**BRIEF**
Every entry must be given again exactly.
╭─ SUPPLIED INFORMATION
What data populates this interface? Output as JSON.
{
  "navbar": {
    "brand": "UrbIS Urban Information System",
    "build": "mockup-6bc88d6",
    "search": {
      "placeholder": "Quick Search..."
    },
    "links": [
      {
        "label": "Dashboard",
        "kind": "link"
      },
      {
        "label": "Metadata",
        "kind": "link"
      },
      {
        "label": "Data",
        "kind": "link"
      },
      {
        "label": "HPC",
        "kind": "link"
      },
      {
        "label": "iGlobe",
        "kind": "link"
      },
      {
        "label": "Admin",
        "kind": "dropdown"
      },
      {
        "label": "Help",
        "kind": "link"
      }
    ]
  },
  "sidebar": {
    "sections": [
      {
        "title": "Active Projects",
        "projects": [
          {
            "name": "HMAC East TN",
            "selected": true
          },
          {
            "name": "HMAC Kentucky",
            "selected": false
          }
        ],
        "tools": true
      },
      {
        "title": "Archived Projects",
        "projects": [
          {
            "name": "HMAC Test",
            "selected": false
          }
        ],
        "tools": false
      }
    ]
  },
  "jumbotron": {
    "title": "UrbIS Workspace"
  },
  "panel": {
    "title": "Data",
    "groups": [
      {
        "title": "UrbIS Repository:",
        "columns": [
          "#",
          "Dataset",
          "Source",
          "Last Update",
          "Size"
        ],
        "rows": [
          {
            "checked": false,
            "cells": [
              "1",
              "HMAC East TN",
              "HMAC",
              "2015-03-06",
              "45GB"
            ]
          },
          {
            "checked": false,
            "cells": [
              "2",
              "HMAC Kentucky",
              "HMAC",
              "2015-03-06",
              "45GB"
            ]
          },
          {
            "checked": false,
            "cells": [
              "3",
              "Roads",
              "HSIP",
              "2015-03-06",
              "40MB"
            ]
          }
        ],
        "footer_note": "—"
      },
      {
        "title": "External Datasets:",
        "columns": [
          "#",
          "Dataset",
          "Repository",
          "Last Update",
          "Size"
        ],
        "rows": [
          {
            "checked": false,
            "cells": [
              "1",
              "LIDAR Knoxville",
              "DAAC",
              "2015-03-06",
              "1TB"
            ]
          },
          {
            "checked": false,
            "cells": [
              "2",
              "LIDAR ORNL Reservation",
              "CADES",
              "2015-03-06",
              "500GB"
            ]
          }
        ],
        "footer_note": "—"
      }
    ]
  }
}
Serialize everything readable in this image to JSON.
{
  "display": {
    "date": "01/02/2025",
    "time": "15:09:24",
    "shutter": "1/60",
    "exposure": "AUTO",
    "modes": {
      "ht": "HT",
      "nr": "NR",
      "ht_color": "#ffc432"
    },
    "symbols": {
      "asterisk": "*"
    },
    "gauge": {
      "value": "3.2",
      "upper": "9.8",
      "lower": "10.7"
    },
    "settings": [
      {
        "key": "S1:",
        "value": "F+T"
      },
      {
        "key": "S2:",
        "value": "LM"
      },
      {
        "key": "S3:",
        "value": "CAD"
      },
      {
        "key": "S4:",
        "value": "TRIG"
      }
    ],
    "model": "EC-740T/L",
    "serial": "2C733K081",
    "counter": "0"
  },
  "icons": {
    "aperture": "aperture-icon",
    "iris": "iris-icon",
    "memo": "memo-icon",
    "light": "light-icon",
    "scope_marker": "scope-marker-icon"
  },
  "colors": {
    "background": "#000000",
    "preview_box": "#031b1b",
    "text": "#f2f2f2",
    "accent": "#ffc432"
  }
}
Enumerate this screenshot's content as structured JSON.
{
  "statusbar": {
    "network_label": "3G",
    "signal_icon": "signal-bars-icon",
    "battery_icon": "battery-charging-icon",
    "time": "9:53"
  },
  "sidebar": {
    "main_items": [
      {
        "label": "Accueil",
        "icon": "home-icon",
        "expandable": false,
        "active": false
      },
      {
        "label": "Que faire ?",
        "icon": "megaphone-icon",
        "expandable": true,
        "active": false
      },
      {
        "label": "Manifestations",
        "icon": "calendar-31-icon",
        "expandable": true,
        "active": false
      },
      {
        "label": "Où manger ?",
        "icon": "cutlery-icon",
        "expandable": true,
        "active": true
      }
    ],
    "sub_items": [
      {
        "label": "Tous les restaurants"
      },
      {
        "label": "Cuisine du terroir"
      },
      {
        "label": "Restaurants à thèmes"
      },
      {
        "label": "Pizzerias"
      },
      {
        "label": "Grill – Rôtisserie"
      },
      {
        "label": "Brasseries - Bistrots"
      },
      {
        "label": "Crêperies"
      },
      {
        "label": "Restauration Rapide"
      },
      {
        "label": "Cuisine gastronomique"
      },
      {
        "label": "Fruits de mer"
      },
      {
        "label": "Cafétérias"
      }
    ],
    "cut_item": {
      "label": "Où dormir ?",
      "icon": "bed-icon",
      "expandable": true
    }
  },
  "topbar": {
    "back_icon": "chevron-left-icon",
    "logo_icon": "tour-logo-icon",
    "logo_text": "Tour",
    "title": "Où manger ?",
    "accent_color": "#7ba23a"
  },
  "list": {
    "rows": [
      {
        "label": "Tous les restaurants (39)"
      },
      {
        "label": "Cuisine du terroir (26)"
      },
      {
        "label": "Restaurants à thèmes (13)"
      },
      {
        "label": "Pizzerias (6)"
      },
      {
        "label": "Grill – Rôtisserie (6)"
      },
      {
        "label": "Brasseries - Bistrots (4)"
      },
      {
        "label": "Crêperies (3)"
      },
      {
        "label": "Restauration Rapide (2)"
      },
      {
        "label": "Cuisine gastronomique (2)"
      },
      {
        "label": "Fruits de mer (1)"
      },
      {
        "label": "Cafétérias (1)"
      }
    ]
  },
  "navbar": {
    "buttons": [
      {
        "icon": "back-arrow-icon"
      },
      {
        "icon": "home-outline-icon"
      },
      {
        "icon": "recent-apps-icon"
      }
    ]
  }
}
╰─
**ANSWER**
What data populates this interface? Output as JSON.
{
  "navbar": {
    "brand": "UrbIS Urban Information System",
    "build": "mockup-6bc88d6",
    "search": {
      "placeholder": "Quick Search..."
    },
    "links": [
      {
        "label": "Dashboard",
        "kind": "link"
      },
      {
        "label": "Metadata",
        "kind": "link"
      },
      {
        "label": "Data",
        "kind": "link"
      },
      {
        "label": "HPC",
        "kind": "link"
      },
      {
        "label": "iGlobe",
        "kind": "link"
      },
      {
        "label": "Admin",
        "kind": "dropdown"
      },
      {
        "label": "Help",
        "kind": "link"
      }
    ]
  },
  "sidebar": {
    "sections": [
      {
        "title": "Active Projects",
        "projects": [
          {
            "name": "HMAC East TN",
            "selected": true
          },
          {
            "name": "HMAC Kentucky",
            "selected": false
          }
        ],
        "tools": true
      },
      {
        "title": "Archived Projects",
        "projects": [
          {
            "name": "HMAC Test",
            "selected": false
          }
        ],
        "tools": false
      }
    ]
  },
  "jumbotron": {
    "title": "UrbIS Workspace"
  },
  "panel": {
    "title": "Data",
    "groups": [
      {
        "title": "UrbIS Repository:",
        "columns": [
          "#",
          "Dataset",
          "Source",
          "Last Update",
          "Size"
        ],
        "rows": [
          {
            "checked": false,
            "cells": [
              "1",
              "HMAC East TN",
              "HMAC",
              "2015-03-06",
              "45GB"
            ]
          },
          {
            "checked": false,
            "cells": [
              "2",
              "HMAC Kentucky",
              "HMAC",
              "2015-03-06",
              "45GB"
            ]
          },
          {
            "checked": false,
            "cells": [
              "3",
              "Roads",
              "HSIP",
              "2015-03-06",
              "40MB"
            ]
          }
        ],
        "footer_note": "—"
      },
      {
        "title": "External Datasets:",
        "columns": [
          "#",
          "Dataset",
          "Repository",
          "Last Update",
          "Size"
        ],
        "rows": [
          {
            "checked": false,
            "cells": [
              "1",
              "LIDAR Knoxville",
              "DAAC",
              "2015-03-06",
              "1TB"
            ]
          },
          {
            "checked": false,
            "cells": [
              "2",
              "LIDAR ORNL Reservation",
              "CADES",
              "2015-03-06",
              "500GB"
            ]
          }
        ],
        "footer_note": "—"
      }
    ]
  }
}
Serialize everything readable in this image to JSON.
{
  "display": {
    "date": "01/02/2025",
    "time": "15:09:24",
    "shutter": "1/60",
    "exposure": "AUTO",
    "modes": {
      "ht": "HT",
      "nr": "NR",
      "ht_color": "#ffc432"
    },
    "symbols": {
      "asterisk": "*"
    },
    "gauge": {
      "value": "3.2",
      "upper": "9.8",
      "lower": "10.7"
    },
    "settings": [
      {
        "key": "S1:",
        "value": "F+T"
      },
      {
        "key": "S2:",
        "value": "LM"
      },
      {
        "key": "S3:",
        "value": "CAD"
      },
      {
        "key": "S4:",
        "value": "TRIG"
      }
    ],
    "model": "EC-740T/L",
    "serial": "2C733K081",
    "counter": "0"
  },
  "icons": {
    "aperture": "aperture-icon",
    "iris": "iris-icon",
    "memo": "memo-icon",
    "light": "light-icon",
    "scope_marker": "scope-marker-icon"
  },
  "colors": {
    "background": "#000000",
    "preview_box": "#031b1b",
    "text": "#f2f2f2",
    "accent": "#ffc432"
  }
}
Enumerate this screenshot's content as structured JSON.
{
  "statusbar": {
    "network_label": "3G",
    "signal_icon": "signal-bars-icon",
    "battery_icon": "battery-charging-icon",
    "time": "9:53"
  },
  "sidebar": {
    "main_items": [
      {
        "label": "Accueil",
        "icon": "home-icon",
        "expandable": false,
        "active": false
      },
      {
        "label": "Que faire ?",
        "icon": "megaphone-icon",
        "expandable": true,
        "active": false
      },
      {
        "label": "Manifestations",
        "icon": "calendar-31-icon",
        "expandable": true,
        "active": false
      },
      {
        "label": "Où manger ?",
        "icon": "cutlery-icon",
        "expandable": true,
        "active": true
      }
    ],
    "sub_items": [
      {
        "label": "Tous les restaurants"
      },
      {
        "label": "Cuisine du terroir"
      },
      {
        "label": "Restaurants à thèmes"
      },
      {
        "label": "Pizzerias"
      },
      {
        "label": "Grill – Rôtisserie"
      },
      {
        "label": "Brasseries - Bistrots"
      },
      {
        "label": "Crêperies"
      },
      {
        "label": "Restauration Rapide"
      },
      {
        "label": "Cuisine gastronomique"
      },
      {
        "label": "Fruits de mer"
      },
      {
        "label": "Cafétérias"
      }
    ],
    "cut_item": {
      "label": "Où dormir ?",
      "icon": "bed-icon",
      "expandable": true
    }
  },
  "topbar": {
    "back_icon": "chevron-left-icon",
    "logo_icon": "tour-logo-icon",
    "logo_text": "Tour",
    "title": "Où manger ?",
    "accent_color": "#7ba23a"
  },
  "list": {
    "rows": [
      {
        "label": "Tous les restaurants (39)"
      },
      {
        "label": "Cuisine du terroir (26)"
      },
      {
        "label": "Restaurants à thèmes (13)"
      },
      {
        "label": "Pizzerias (6)"
      },
      {
        "label": "Grill – Rôtisserie (6)"
      },
      {
        "label": "Brasseries - Bistrots (4)"
      },
      {
        "label": "Crêperies (3)"
      },
      {
        "label": "Restauration Rapide (2)"
      },
      {
        "label": "Cuisine gastronomique (2)"
      },
      {
        "label": "Fruits de mer (1)"
      },
      {
        "label": "Cafétérias (1)"
      }
    ]
  },
  "navbar": {
    "buttons": [
      {
        "icon": "back-arrow-icon"
      },
      {
        "icon": "home-outline-icon"
      },
      {
        "icon": "recent-apps-icon"
      }
    ]
  }
}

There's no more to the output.